▸ TASK STATEMENT:
Set down the data below without change, skipping the pictures it holds.

▸ SOURCE RECORDS:
--- START ---
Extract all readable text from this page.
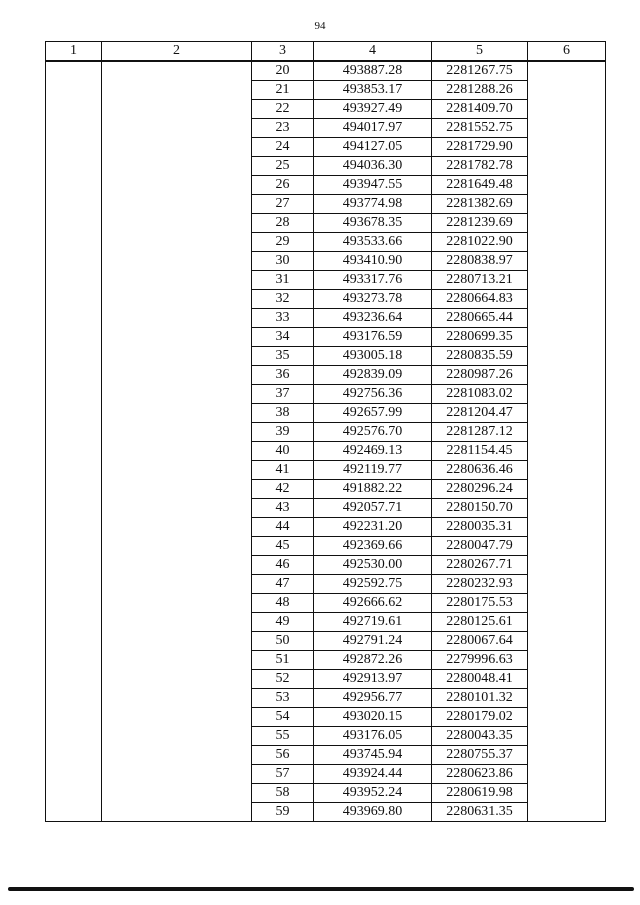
94
1	2	3	4	5	6
		20	493887.28	2281267.75	
		21	493853.17	2281288.26	
		22	493927.49	2281409.70	
		23	494017.97	2281552.75	
		24	494127.05	2281729.90	
		25	494036.30	2281782.78	
		26	493947.55	2281649.48	
		27	493774.98	2281382.69	
		28	493678.35	2281239.69	
		29	493533.66	2281022.90	
		30	493410.90	2280838.97	
		31	493317.76	2280713.21	
		32	493273.78	2280664.83	
		33	493236.64	2280665.44	
		34	493176.59	2280699.35	
		35	493005.18	2280835.59	
		36	492839.09	2280987.26	
		37	492756.36	2281083.02	
		38	492657.99	2281204.47	
		39	492576.70	2281287.12	
		40	492469.13	2281154.45	
		41	492119.77	2280636.46	
		42	491882.22	2280296.24	
		43	492057.71	2280150.70	
		44	492231.20	2280035.31	
		45	492369.66	2280047.79	
		46	492530.00	2280267.71	
		47	492592.75	2280232.93	
		48	492666.62	2280175.53	
		49	492719.61	2280125.61	
		50	492791.24	2280067.64	
		51	492872.26	2279996.63	
		52	492913.97	2280048.41	
		53	492956.77	2280101.32	
		54	493020.15	2280179.02	
		55	493176.05	2280043.35	
		56	493745.94	2280755.37	
		57	493924.44	2280623.86	
		58	493952.24	2280619.98	
		59	493969.80	2280631.35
--- END ---
▸ TASK RESPONSE:
Extract all readable text from this page.
94
1	2	3	4	5	6
		20	493887.28	2281267.75	
		21	493853.17	2281288.26	
		22	493927.49	2281409.70	
		23	494017.97	2281552.75	
		24	494127.05	2281729.90	
		25	494036.30	2281782.78	
		26	493947.55	2281649.48	
		27	493774.98	2281382.69	
		28	493678.35	2281239.69	
		29	493533.66	2281022.90	
		30	493410.90	2280838.97	
		31	493317.76	2280713.21	
		32	493273.78	2280664.83	
		33	493236.64	2280665.44	
		34	493176.59	2280699.35	
		35	493005.18	2280835.59	
		36	492839.09	2280987.26	
		37	492756.36	2281083.02	
		38	492657.99	2281204.47	
		39	492576.70	2281287.12	
		40	492469.13	2281154.45	
		41	492119.77	2280636.46	
		42	491882.22	2280296.24	
		43	492057.71	2280150.70	
		44	492231.20	2280035.31	
		45	492369.66	2280047.79	
		46	492530.00	2280267.71	
		47	492592.75	2280232.93	
		48	492666.62	2280175.53	
		49	492719.61	2280125.61	
		50	492791.24	2280067.64	
		51	492872.26	2279996.63	
		52	492913.97	2280048.41	
		53	492956.77	2280101.32	
		54	493020.15	2280179.02	
		55	493176.05	2280043.35	
		56	493745.94	2280755.37	
		57	493924.44	2280623.86	
		58	493952.24	2280619.98	
		59	493969.80	2280631.35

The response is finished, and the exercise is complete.